Goal: Collect all the lines that mention the word "filled".

Material for this task:

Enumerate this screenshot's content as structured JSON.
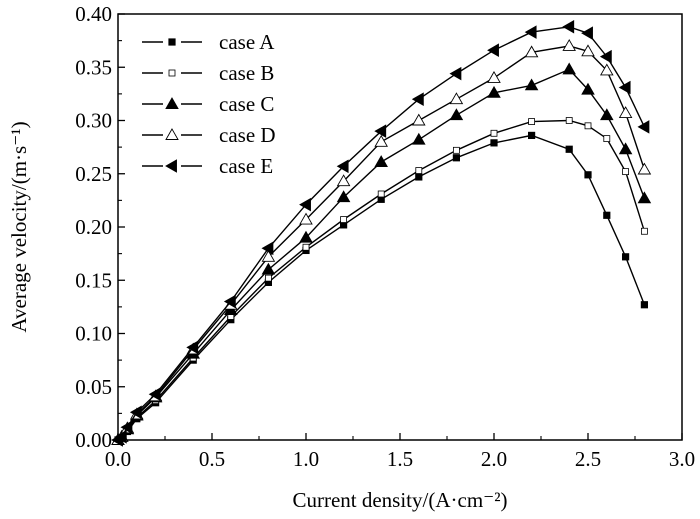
{
  "chart_data": {
    "type": "line",
    "title": "",
    "xlabel": "Current density/(A·cm⁻²)",
    "ylabel": "Average velocity/(m·s⁻¹)",
    "xlim": [
      0.0,
      3.0
    ],
    "ylim": [
      0.0,
      0.4
    ],
    "x_ticks": [
      "0.0",
      "0.5",
      "1.0",
      "1.5",
      "2.0",
      "2.5",
      "3.0"
    ],
    "y_ticks": [
      "0.00",
      "0.05",
      "0.10",
      "0.15",
      "0.20",
      "0.25",
      "0.30",
      "0.35",
      "0.40"
    ],
    "grid": false,
    "legend_position": "top-left",
    "series": [
      {
        "name": "case A",
        "marker": "filled-square",
        "x": [
          0.0,
          0.02,
          0.05,
          0.1,
          0.2,
          0.4,
          0.6,
          0.8,
          1.0,
          1.2,
          1.4,
          1.6,
          1.8,
          2.0,
          2.2,
          2.4,
          2.5,
          2.6,
          2.7,
          2.8
        ],
        "y": [
          0.0,
          0.002,
          0.008,
          0.02,
          0.035,
          0.075,
          0.113,
          0.148,
          0.178,
          0.202,
          0.226,
          0.247,
          0.265,
          0.279,
          0.286,
          0.273,
          0.249,
          0.211,
          0.172,
          0.127
        ]
      },
      {
        "name": "case B",
        "marker": "open-square",
        "x": [
          0.0,
          0.02,
          0.05,
          0.1,
          0.2,
          0.4,
          0.6,
          0.8,
          1.0,
          1.2,
          1.4,
          1.6,
          1.8,
          2.0,
          2.2,
          2.4,
          2.5,
          2.6,
          2.7,
          2.8
        ],
        "y": [
          0.0,
          0.002,
          0.009,
          0.021,
          0.037,
          0.077,
          0.116,
          0.152,
          0.181,
          0.207,
          0.231,
          0.253,
          0.272,
          0.288,
          0.299,
          0.3,
          0.295,
          0.283,
          0.252,
          0.196
        ]
      },
      {
        "name": "case C",
        "marker": "filled-triangle-up",
        "x": [
          0.0,
          0.02,
          0.05,
          0.1,
          0.2,
          0.4,
          0.6,
          0.8,
          1.0,
          1.2,
          1.4,
          1.6,
          1.8,
          2.0,
          2.2,
          2.4,
          2.5,
          2.6,
          2.7,
          2.8
        ],
        "y": [
          0.0,
          0.003,
          0.01,
          0.023,
          0.04,
          0.081,
          0.122,
          0.16,
          0.19,
          0.228,
          0.261,
          0.282,
          0.305,
          0.326,
          0.333,
          0.348,
          0.329,
          0.305,
          0.273,
          0.227
        ]
      },
      {
        "name": "case D",
        "marker": "open-triangle-up",
        "x": [
          0.0,
          0.02,
          0.05,
          0.1,
          0.2,
          0.4,
          0.6,
          0.8,
          1.0,
          1.2,
          1.4,
          1.6,
          1.8,
          2.0,
          2.2,
          2.4,
          2.5,
          2.6,
          2.7,
          2.8
        ],
        "y": [
          0.0,
          0.003,
          0.011,
          0.024,
          0.041,
          0.085,
          0.127,
          0.172,
          0.207,
          0.243,
          0.28,
          0.3,
          0.32,
          0.34,
          0.364,
          0.37,
          0.365,
          0.347,
          0.307,
          0.254
        ]
      },
      {
        "name": "case E",
        "marker": "filled-triangle-left",
        "x": [
          0.0,
          0.02,
          0.05,
          0.1,
          0.2,
          0.4,
          0.6,
          0.8,
          1.0,
          1.2,
          1.4,
          1.6,
          1.8,
          2.0,
          2.2,
          2.4,
          2.5,
          2.6,
          2.7,
          2.8
        ],
        "y": [
          0.0,
          0.003,
          0.012,
          0.026,
          0.043,
          0.087,
          0.13,
          0.18,
          0.221,
          0.257,
          0.29,
          0.32,
          0.344,
          0.366,
          0.383,
          0.388,
          0.382,
          0.36,
          0.331,
          0.294
        ]
      }
    ]
  }
}
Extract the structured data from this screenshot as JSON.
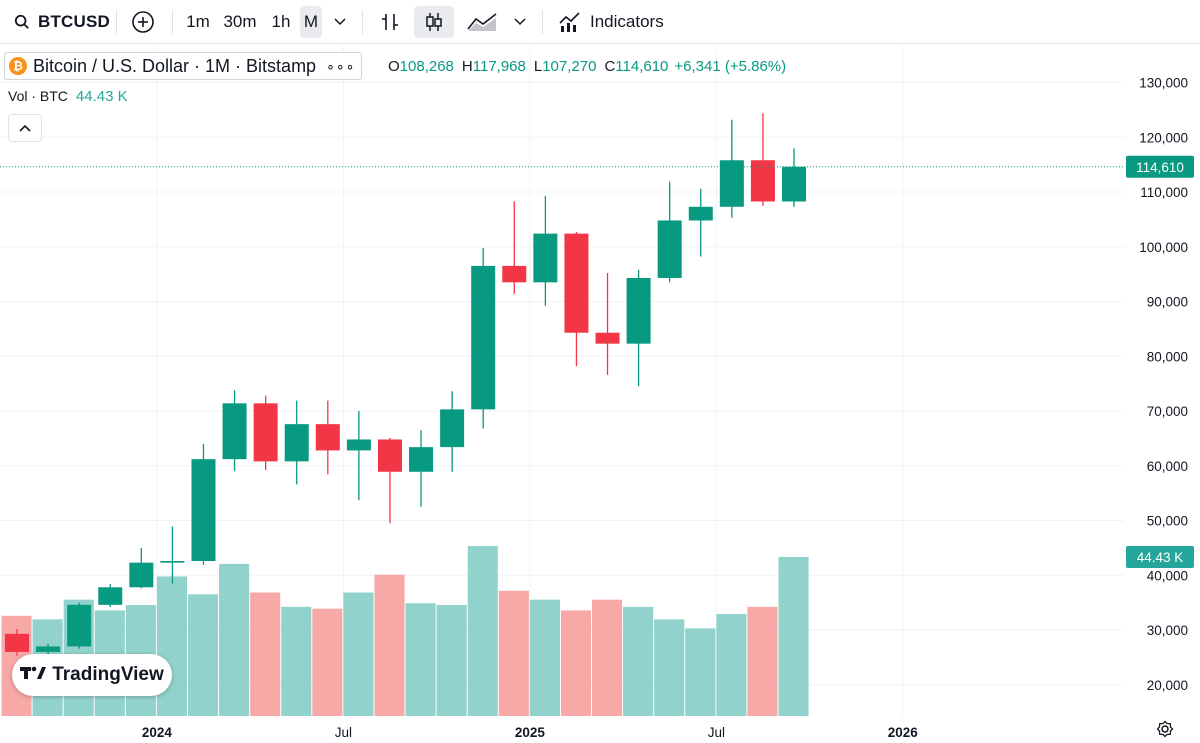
{
  "toolbar": {
    "symbol": "BTCUSD",
    "intervals": [
      "1m",
      "30m",
      "1h",
      "M"
    ],
    "active_interval": "M",
    "indicators_label": "Indicators"
  },
  "legend": {
    "title": "Bitcoin / U.S. Dollar · 1M · Bitstamp",
    "more": "∘∘∘",
    "open_label": "O",
    "open": "108,268",
    "high_label": "H",
    "high": "117,968",
    "low_label": "L",
    "low": "107,270",
    "close_label": "C",
    "close": "114,610",
    "change": "+6,341 (+5.86%)",
    "vol_label": "Vol · BTC",
    "vol_value": "44.43 K"
  },
  "branding": {
    "logo_text": "TradingView"
  },
  "colors": {
    "up": "#089981",
    "down": "#f23645",
    "vol_up": "#92d2cc",
    "vol_down": "#f7a9a7"
  },
  "chart_data": {
    "type": "candlestick",
    "interval": "1M",
    "price_axis": {
      "ticks": [
        20000,
        30000,
        40000,
        50000,
        60000,
        70000,
        80000,
        90000,
        100000,
        110000,
        120000,
        130000
      ],
      "tick_labels": [
        "20,000",
        "30,000",
        "40,000",
        "50,000",
        "60,000",
        "70,000",
        "80,000",
        "90,000",
        "100,000",
        "110,000",
        "120,000",
        "130,000"
      ],
      "last_price_label": "114,610",
      "volume_label": "44.43 K"
    },
    "time_axis": {
      "labels": [
        "2024",
        "Jul",
        "2025",
        "Jul",
        "2026"
      ],
      "label_months": [
        "2024-01",
        "2024-07",
        "2025-01",
        "2025-07",
        "2026-01"
      ]
    },
    "months": [
      "2023-08",
      "2023-09",
      "2023-10",
      "2023-11",
      "2023-12",
      "2024-01",
      "2024-02",
      "2024-03",
      "2024-04",
      "2024-05",
      "2024-06",
      "2024-07",
      "2024-08",
      "2024-09",
      "2024-10",
      "2024-11",
      "2024-12",
      "2025-01",
      "2025-02",
      "2025-03",
      "2025-04",
      "2025-05",
      "2025-06",
      "2025-07",
      "2025-08",
      "2025-09"
    ],
    "open": [
      29300,
      26000,
      27000,
      34600,
      37800,
      42300,
      42600,
      61200,
      71400,
      60800,
      67600,
      62800,
      64800,
      58900,
      63400,
      70300,
      96500,
      93500,
      102400,
      84300,
      82300,
      94300,
      104800,
      107300,
      115800,
      108268
    ],
    "high": [
      30200,
      27500,
      35000,
      38400,
      45000,
      48900,
      64000,
      73800,
      72800,
      71900,
      71900,
      70000,
      65100,
      66500,
      73600,
      99800,
      108300,
      109300,
      102700,
      95200,
      95800,
      111900,
      110600,
      123200,
      124400,
      117968
    ],
    "low": [
      25300,
      24900,
      26600,
      34200,
      37600,
      38500,
      41900,
      59000,
      59200,
      56600,
      58400,
      53700,
      49500,
      52500,
      58900,
      66800,
      91400,
      89200,
      78200,
      76600,
      74500,
      93500,
      98200,
      105300,
      107500,
      107270
    ],
    "close": [
      26000,
      27000,
      34600,
      37800,
      42300,
      42600,
      61200,
      71400,
      60800,
      67600,
      62800,
      64800,
      58900,
      63400,
      70300,
      96500,
      93500,
      102400,
      84300,
      82300,
      94300,
      104800,
      107300,
      115800,
      108268,
      114610
    ],
    "volume_btc": [
      28000,
      27000,
      32500,
      29500,
      31000,
      39000,
      34000,
      42500,
      34500,
      30500,
      30000,
      34500,
      39500,
      31500,
      31000,
      47500,
      35000,
      32500,
      29500,
      32500,
      30500,
      27000,
      24500,
      28500,
      30500,
      44430
    ],
    "current_price": 114610
  }
}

Output:
        "marker": "filled-square",
        "marker": "filled-triangle-up",
        "marker": "filled-triangle-left",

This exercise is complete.